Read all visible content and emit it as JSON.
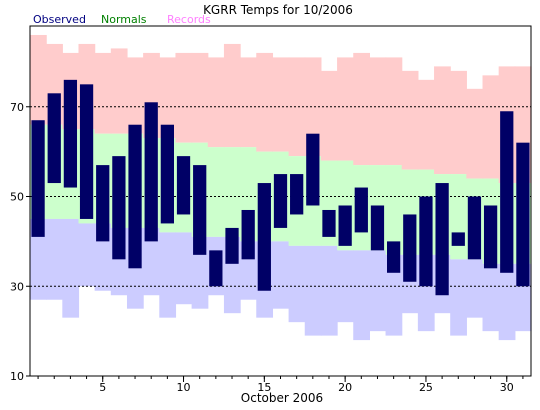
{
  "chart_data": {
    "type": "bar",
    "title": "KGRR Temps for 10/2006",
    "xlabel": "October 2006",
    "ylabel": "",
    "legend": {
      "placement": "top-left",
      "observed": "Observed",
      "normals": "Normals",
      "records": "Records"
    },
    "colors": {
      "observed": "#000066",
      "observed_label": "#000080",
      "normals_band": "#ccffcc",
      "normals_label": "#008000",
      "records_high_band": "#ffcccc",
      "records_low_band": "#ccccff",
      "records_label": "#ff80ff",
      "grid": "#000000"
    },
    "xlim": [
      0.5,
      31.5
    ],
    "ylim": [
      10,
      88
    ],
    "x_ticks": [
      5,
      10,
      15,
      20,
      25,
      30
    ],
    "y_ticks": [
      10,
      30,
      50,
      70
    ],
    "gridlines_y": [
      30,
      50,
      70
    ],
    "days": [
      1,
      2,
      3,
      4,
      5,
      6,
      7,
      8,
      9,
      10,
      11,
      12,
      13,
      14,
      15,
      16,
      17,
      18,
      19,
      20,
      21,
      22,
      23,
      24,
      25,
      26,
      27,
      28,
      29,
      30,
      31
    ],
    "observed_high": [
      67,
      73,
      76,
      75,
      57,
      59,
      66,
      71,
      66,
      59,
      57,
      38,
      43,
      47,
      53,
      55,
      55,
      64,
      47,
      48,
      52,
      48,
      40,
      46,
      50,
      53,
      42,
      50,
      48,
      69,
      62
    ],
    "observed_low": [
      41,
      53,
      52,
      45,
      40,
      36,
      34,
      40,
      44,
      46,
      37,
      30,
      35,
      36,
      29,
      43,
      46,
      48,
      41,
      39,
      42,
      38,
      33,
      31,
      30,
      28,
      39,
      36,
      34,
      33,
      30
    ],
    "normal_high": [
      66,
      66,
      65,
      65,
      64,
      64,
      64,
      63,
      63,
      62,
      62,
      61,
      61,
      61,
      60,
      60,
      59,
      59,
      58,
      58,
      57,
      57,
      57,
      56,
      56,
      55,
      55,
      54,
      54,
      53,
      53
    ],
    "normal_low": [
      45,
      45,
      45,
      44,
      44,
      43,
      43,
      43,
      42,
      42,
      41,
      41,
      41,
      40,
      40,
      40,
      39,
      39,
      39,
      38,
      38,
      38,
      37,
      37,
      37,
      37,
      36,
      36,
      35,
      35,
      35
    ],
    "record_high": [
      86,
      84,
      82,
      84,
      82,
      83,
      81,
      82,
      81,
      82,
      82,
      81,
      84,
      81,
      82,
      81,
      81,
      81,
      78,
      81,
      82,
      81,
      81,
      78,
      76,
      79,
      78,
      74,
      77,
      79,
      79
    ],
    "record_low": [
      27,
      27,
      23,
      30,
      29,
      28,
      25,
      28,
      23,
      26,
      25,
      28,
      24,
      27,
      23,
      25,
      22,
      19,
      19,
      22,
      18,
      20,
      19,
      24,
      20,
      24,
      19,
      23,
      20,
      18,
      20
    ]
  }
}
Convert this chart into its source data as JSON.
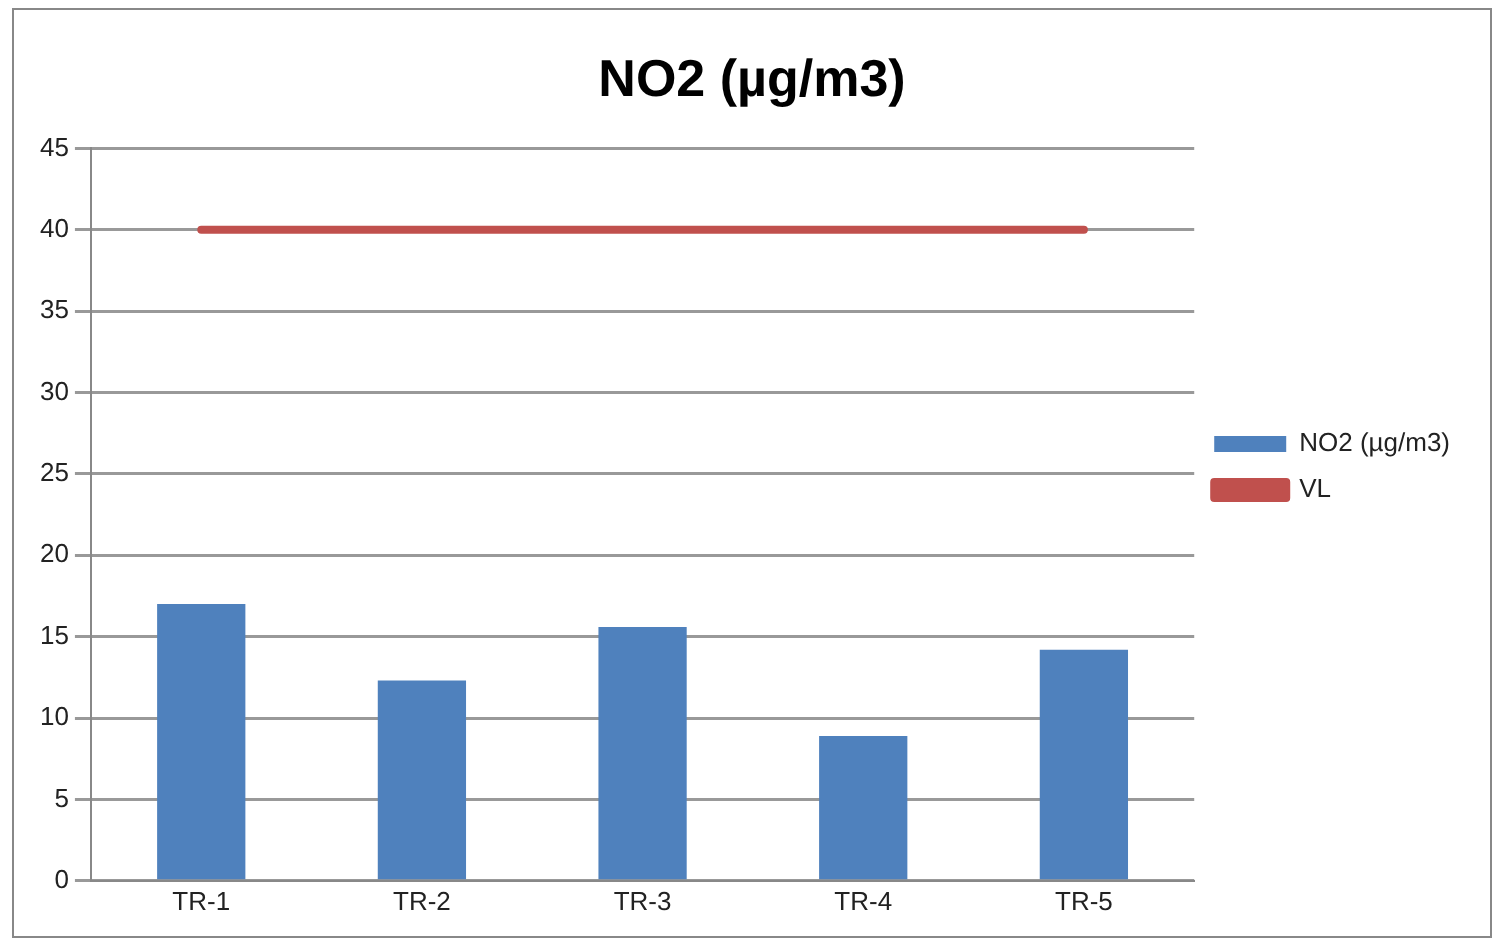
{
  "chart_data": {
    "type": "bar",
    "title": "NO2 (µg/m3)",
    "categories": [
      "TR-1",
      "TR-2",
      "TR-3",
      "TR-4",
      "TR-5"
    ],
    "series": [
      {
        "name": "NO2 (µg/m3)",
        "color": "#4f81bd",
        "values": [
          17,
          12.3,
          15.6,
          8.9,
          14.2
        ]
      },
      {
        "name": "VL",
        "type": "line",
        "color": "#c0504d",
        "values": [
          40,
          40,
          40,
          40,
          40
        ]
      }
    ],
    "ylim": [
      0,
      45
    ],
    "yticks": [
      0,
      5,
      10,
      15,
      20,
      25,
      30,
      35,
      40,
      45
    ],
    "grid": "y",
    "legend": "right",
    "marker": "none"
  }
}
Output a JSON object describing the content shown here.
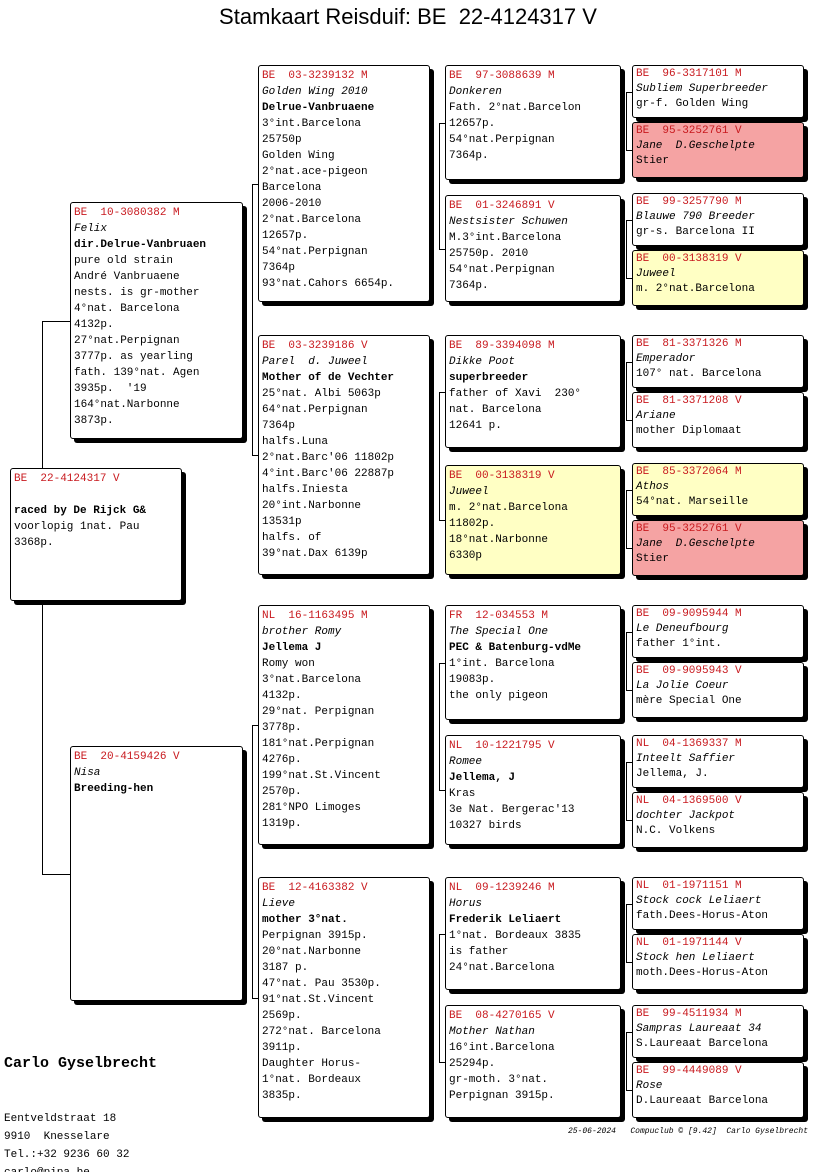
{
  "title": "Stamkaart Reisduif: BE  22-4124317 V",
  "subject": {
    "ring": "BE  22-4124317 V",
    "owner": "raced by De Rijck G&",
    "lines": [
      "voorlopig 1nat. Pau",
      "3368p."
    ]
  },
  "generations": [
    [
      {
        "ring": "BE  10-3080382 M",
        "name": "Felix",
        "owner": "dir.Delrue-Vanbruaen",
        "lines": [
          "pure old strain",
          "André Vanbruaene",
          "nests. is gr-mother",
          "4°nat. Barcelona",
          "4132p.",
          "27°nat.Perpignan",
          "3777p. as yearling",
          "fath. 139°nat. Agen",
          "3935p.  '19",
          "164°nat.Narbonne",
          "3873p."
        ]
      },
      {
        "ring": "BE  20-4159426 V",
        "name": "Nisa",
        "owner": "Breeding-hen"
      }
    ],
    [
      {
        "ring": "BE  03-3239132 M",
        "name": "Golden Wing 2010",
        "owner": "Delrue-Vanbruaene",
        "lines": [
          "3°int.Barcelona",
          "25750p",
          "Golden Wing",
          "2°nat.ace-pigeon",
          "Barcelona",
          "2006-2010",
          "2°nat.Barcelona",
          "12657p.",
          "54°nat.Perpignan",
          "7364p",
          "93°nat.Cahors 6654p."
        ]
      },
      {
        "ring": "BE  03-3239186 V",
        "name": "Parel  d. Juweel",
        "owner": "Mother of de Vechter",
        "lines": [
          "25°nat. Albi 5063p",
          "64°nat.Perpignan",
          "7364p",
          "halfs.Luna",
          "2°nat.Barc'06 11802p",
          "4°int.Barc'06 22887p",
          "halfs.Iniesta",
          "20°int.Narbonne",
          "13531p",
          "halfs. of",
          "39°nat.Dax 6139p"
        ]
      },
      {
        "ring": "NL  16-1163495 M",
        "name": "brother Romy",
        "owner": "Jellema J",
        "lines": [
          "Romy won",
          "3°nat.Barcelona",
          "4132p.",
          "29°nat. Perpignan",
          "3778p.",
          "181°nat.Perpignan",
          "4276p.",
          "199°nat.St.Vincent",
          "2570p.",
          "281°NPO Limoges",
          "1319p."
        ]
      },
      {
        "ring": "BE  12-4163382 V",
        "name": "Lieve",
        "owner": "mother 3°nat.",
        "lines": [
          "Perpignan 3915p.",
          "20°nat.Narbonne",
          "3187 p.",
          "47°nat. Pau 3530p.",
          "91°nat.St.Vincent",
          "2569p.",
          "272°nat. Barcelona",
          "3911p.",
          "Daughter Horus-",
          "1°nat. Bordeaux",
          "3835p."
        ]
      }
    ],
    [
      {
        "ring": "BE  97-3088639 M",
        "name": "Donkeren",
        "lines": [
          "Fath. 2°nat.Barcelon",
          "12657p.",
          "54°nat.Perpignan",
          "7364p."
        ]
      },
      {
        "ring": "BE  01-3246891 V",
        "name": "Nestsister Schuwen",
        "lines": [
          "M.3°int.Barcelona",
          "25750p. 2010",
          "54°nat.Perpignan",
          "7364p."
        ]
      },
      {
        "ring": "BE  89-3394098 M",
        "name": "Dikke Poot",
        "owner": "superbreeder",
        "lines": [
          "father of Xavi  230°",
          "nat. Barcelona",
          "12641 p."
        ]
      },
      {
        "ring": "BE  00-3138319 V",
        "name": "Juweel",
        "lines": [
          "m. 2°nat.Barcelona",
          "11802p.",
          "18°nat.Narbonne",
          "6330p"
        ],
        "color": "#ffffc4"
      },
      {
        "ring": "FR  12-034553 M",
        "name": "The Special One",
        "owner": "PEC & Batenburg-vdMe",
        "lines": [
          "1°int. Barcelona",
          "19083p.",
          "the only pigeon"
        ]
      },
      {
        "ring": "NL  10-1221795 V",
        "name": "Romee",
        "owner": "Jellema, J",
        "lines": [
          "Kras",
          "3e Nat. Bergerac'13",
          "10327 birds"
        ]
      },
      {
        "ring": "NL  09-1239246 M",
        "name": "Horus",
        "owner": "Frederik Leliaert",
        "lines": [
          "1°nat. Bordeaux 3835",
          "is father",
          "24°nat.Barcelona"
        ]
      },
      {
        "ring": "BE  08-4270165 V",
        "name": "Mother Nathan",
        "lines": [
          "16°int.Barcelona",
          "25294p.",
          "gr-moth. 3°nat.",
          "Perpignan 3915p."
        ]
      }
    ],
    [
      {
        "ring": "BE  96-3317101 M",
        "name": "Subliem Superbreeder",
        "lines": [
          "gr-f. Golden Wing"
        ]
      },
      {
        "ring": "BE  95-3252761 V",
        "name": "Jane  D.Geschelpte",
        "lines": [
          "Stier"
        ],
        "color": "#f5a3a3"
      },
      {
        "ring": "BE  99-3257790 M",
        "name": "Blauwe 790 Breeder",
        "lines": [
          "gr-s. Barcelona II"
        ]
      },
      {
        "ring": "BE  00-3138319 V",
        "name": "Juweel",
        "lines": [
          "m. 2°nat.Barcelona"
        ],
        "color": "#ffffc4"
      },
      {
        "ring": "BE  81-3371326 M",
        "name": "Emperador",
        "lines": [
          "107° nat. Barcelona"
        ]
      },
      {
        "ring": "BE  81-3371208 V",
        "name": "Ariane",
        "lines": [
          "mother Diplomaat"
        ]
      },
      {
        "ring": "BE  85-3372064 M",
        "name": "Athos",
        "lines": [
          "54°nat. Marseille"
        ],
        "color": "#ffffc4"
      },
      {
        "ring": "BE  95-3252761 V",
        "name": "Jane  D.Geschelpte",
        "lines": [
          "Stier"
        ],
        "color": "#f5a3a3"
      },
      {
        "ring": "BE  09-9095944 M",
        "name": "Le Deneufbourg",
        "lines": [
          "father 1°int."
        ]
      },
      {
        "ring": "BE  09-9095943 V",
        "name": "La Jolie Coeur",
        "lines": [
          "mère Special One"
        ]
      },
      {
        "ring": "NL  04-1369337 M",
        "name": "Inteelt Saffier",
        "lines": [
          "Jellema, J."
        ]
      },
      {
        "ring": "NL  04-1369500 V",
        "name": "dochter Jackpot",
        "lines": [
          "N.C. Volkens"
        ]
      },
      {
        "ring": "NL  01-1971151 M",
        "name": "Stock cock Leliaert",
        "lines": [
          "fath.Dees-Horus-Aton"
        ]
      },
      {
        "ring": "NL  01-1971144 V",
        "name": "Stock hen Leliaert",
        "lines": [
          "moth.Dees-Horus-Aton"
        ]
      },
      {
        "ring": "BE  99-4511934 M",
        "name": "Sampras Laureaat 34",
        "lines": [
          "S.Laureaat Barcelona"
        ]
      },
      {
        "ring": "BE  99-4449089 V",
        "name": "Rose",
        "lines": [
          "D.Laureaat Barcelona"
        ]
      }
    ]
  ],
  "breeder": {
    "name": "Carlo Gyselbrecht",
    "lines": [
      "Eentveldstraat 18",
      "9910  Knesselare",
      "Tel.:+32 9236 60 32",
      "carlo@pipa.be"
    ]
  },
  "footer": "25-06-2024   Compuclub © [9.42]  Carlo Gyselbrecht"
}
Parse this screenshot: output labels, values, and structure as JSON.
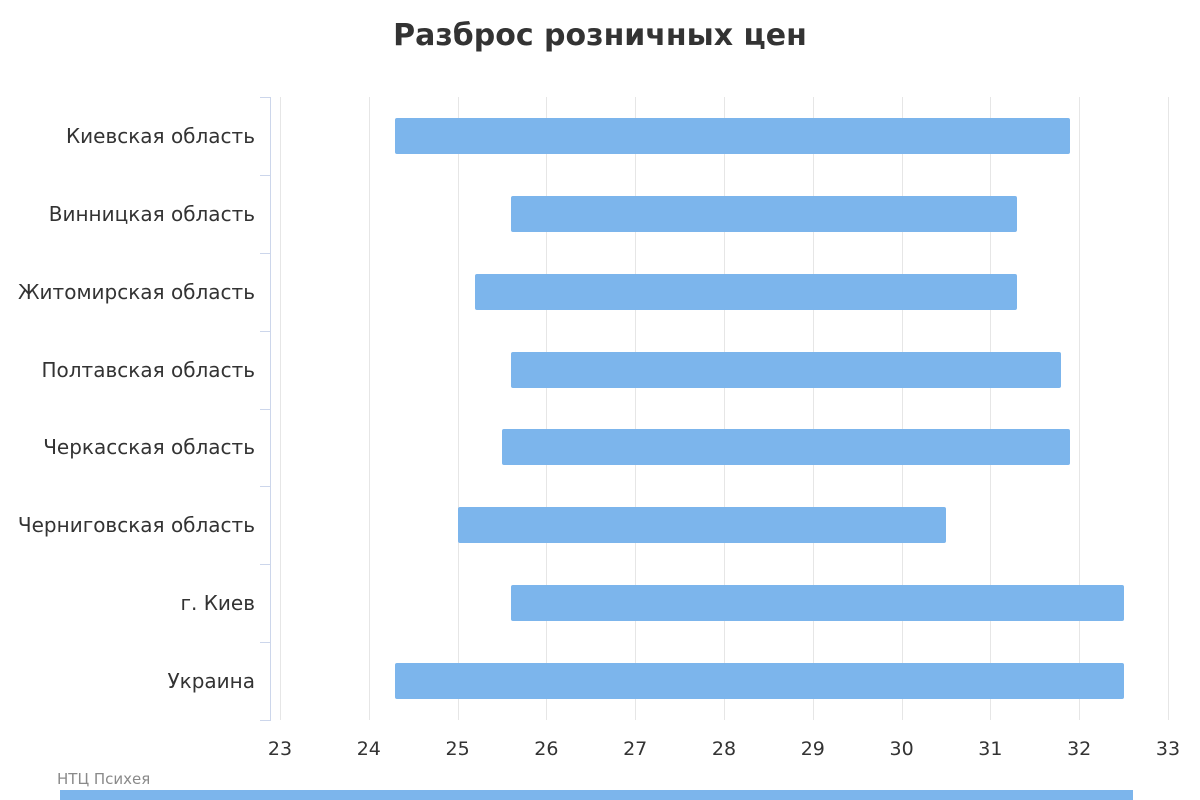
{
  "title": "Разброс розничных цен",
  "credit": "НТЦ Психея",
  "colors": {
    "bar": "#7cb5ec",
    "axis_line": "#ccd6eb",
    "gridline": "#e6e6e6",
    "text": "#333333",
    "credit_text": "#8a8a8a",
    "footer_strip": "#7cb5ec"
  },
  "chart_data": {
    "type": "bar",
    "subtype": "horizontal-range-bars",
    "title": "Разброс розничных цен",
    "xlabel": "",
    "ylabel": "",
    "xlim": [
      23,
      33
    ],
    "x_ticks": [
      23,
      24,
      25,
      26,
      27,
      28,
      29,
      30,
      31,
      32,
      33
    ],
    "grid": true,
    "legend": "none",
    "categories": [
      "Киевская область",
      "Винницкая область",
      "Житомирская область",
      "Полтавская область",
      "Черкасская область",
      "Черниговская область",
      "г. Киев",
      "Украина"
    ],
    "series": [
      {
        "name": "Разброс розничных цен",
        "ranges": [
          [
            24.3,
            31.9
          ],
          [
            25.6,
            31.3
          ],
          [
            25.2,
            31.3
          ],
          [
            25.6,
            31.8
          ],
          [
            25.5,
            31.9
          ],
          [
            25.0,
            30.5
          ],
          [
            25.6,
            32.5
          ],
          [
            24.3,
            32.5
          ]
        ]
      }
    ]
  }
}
· · · ·
**EXERCISE AIM**:
List every line above that contains the word "Vanbruaene".

**RESULT**:
          "André Vanbruaene",
        "owner": "Delrue-Vanbruaene",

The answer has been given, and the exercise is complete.